Task goal:
Can you print the data exactly and leave out each image?
──────── Input records
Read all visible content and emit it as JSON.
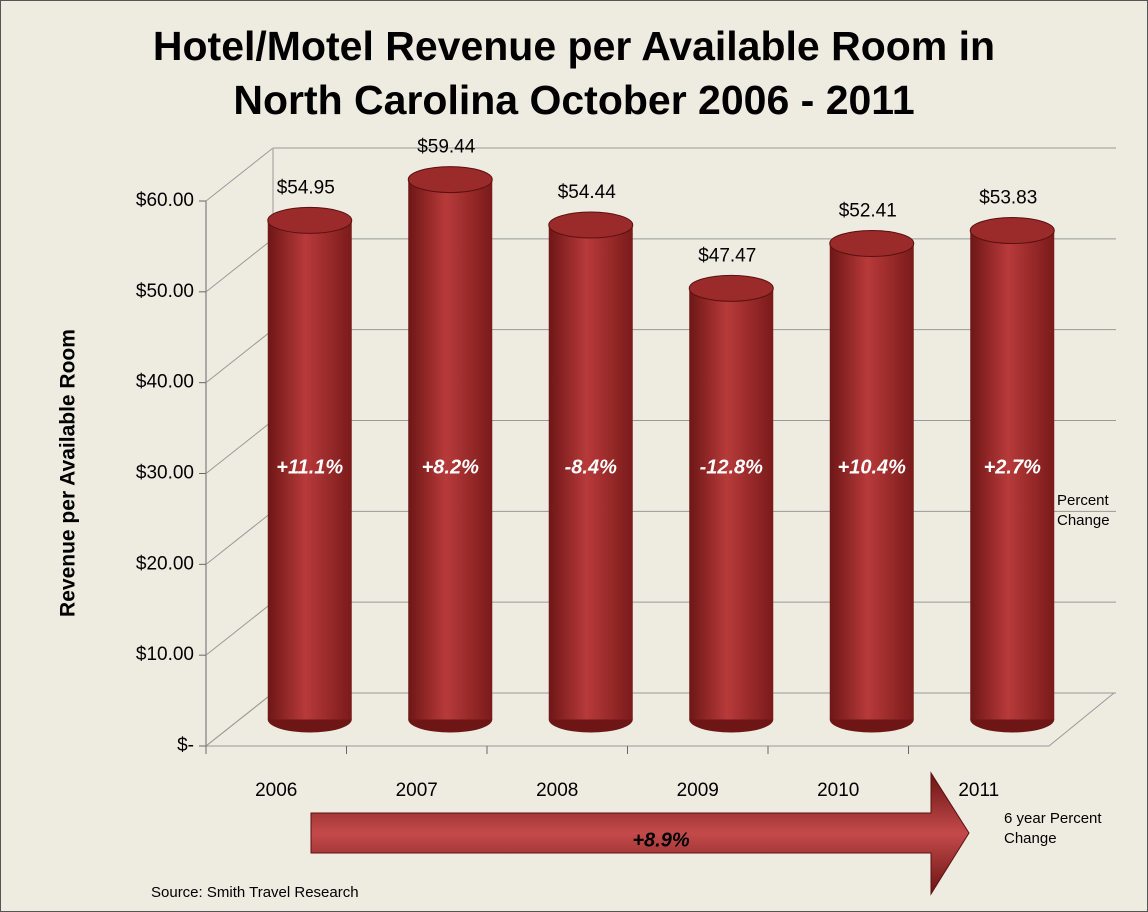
{
  "chart_data": {
    "type": "bar",
    "title": "Hotel/Motel Revenue per Available Room in North Carolina October 2006 - 2011",
    "y_label": "Revenue per Available Room",
    "categories": [
      "2006",
      "2007",
      "2008",
      "2009",
      "2010",
      "2011"
    ],
    "values": [
      54.95,
      59.44,
      54.44,
      47.47,
      52.41,
      53.83
    ],
    "value_labels": [
      "$54.95",
      "$59.44",
      "$54.44",
      "$47.47",
      "$52.41",
      "$53.83"
    ],
    "percent_changes": [
      "+11.1%",
      "+8.2%",
      "-8.4%",
      "-12.8%",
      "+10.4%",
      "+2.7%"
    ],
    "percent_change_label": "Percent Change",
    "total_change": "+8.9%",
    "total_change_label": "6 year Percent Change",
    "source": "Source: Smith Travel Research",
    "color": "#9b2a2a",
    "ylim": [
      0,
      60
    ],
    "yticks": [
      {
        "value": 0,
        "label": "$-"
      },
      {
        "value": 10,
        "label": "$10.00"
      },
      {
        "value": 20,
        "label": "$20.00"
      },
      {
        "value": 30,
        "label": "$30.00"
      },
      {
        "value": 40,
        "label": "$40.00"
      },
      {
        "value": 50,
        "label": "$50.00"
      },
      {
        "value": 60,
        "label": "$60.00"
      }
    ],
    "grid": true
  }
}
────────────────
Task response:
Read all visible content and emit it as JSON.
{
  "chart_data": {
    "type": "bar",
    "title": "Hotel/Motel Revenue per Available Room in North Carolina October 2006 - 2011",
    "y_label": "Revenue per Available Room",
    "categories": [
      "2006",
      "2007",
      "2008",
      "2009",
      "2010",
      "2011"
    ],
    "values": [
      54.95,
      59.44,
      54.44,
      47.47,
      52.41,
      53.83
    ],
    "value_labels": [
      "$54.95",
      "$59.44",
      "$54.44",
      "$47.47",
      "$52.41",
      "$53.83"
    ],
    "percent_changes": [
      "+11.1%",
      "+8.2%",
      "-8.4%",
      "-12.8%",
      "+10.4%",
      "+2.7%"
    ],
    "percent_change_label": "Percent Change",
    "total_change": "+8.9%",
    "total_change_label": "6 year Percent Change",
    "source": "Source: Smith Travel Research",
    "color": "#9b2a2a",
    "ylim": [
      0,
      60
    ],
    "yticks": [
      {
        "value": 0,
        "label": "$-"
      },
      {
        "value": 10,
        "label": "$10.00"
      },
      {
        "value": 20,
        "label": "$20.00"
      },
      {
        "value": 30,
        "label": "$30.00"
      },
      {
        "value": 40,
        "label": "$40.00"
      },
      {
        "value": 50,
        "label": "$50.00"
      },
      {
        "value": 60,
        "label": "$60.00"
      }
    ],
    "grid": true
  }
}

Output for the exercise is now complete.